Exercise prompt
Repeat the lines of the records below word for word, starting at the line that contains "For 17 of the" and ending at the line that contains "- x-axis-title: k: [346, 356, 360, 376]", with both of those lines included. Leave the pictures out of your answer.

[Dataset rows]
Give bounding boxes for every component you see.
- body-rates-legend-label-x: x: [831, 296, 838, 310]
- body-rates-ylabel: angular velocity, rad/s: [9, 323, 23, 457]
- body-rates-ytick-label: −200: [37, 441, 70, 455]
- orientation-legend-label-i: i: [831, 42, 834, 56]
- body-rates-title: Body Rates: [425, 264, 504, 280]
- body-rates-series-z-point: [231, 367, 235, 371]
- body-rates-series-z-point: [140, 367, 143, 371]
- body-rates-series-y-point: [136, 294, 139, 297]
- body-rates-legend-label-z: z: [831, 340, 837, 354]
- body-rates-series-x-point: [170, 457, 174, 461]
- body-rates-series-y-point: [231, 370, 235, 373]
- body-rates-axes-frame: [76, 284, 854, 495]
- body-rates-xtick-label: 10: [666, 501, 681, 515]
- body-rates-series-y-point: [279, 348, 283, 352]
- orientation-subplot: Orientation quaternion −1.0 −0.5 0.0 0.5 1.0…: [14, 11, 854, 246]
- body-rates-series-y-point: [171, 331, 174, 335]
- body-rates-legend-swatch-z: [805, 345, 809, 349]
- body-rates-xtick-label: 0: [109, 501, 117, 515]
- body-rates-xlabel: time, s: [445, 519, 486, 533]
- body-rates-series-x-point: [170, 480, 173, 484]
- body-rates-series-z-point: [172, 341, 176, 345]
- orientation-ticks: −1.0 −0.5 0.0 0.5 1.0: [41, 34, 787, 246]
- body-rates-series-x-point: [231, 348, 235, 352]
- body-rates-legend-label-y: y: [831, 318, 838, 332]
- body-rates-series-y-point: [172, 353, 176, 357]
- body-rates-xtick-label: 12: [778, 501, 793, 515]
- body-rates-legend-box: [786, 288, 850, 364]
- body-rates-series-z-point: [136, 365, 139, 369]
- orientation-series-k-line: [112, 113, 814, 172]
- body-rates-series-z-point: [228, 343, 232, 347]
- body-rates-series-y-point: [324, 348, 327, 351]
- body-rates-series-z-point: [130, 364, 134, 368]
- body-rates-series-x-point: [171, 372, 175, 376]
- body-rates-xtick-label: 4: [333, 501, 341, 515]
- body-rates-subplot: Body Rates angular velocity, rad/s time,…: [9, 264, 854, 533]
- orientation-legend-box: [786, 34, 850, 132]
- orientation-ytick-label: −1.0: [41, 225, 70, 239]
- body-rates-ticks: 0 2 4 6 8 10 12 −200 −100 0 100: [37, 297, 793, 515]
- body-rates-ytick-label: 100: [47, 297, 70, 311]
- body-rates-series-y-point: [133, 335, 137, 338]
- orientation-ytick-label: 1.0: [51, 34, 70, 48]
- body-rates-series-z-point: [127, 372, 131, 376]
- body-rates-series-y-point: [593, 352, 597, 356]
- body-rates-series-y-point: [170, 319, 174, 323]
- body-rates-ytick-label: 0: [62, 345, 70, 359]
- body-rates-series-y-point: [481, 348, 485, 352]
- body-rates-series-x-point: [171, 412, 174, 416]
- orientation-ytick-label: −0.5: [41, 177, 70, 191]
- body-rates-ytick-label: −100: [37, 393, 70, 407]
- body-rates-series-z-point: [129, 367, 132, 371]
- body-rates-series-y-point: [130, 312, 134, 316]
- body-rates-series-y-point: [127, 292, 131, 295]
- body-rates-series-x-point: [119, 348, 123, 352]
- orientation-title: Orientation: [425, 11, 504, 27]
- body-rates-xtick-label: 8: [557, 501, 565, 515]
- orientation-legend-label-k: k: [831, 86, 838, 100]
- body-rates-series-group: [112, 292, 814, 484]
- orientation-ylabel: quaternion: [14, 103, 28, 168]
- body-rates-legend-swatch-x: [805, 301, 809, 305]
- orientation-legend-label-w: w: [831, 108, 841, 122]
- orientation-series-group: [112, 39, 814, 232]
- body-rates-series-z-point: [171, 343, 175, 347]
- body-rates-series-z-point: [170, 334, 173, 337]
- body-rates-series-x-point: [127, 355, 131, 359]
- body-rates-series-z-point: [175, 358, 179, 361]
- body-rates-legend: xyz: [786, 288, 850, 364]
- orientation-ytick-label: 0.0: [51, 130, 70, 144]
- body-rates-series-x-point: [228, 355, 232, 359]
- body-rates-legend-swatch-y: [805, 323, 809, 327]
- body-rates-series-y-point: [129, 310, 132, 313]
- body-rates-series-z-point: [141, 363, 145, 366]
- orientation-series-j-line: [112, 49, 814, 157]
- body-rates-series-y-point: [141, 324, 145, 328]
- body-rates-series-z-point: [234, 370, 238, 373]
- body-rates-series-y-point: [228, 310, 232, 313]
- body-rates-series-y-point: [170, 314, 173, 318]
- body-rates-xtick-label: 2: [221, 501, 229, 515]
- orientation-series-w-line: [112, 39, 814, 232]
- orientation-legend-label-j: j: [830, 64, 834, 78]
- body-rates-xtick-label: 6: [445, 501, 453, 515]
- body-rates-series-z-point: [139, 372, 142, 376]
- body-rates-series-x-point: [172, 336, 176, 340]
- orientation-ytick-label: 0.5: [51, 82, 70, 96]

---

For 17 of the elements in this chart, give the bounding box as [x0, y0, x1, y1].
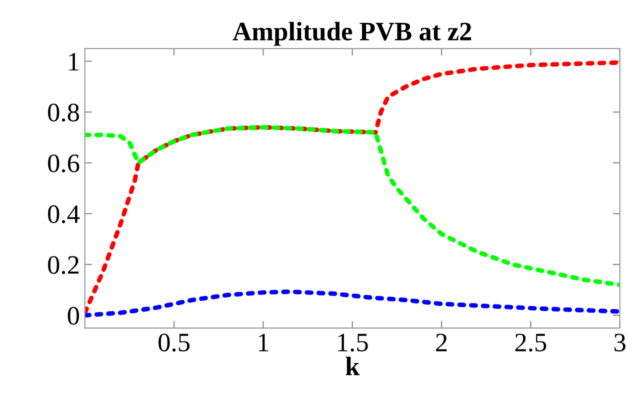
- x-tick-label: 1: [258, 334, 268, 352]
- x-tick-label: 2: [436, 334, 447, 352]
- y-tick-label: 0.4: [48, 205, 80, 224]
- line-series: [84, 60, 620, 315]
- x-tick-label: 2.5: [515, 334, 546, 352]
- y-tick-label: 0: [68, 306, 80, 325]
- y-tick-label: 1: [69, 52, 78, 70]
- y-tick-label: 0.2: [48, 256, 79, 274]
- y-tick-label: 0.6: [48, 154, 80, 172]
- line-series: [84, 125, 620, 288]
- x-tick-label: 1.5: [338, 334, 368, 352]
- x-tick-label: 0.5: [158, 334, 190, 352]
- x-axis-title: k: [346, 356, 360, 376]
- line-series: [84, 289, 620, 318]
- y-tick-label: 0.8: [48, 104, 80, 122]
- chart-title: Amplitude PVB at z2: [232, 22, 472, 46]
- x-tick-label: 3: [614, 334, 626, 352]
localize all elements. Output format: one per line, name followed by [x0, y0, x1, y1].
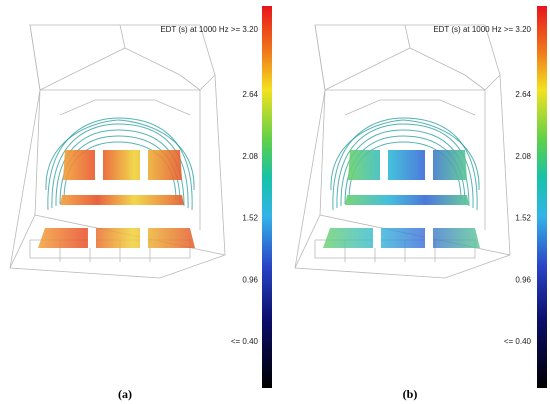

Task output
For 17 of the elements in this chart, give the bounding box as [x0, y0, x1, y1].
- x-tick-label: 1: [258, 334, 268, 352]
- x-tick-label: 2: [436, 334, 447, 352]
- y-tick-label: 0.4: [48, 205, 80, 224]
- line-series: [84, 60, 620, 315]
- x-tick-label: 2.5: [515, 334, 546, 352]
- y-tick-label: 0: [68, 306, 80, 325]
- y-tick-label: 1: [69, 52, 78, 70]
- y-tick-label: 0.2: [48, 256, 79, 274]
- y-tick-label: 0.6: [48, 154, 80, 172]
- line-series: [84, 125, 620, 288]
- x-tick-label: 1.5: [338, 334, 368, 352]
- x-tick-label: 0.5: [158, 334, 190, 352]
- x-axis-title: k: [346, 356, 360, 376]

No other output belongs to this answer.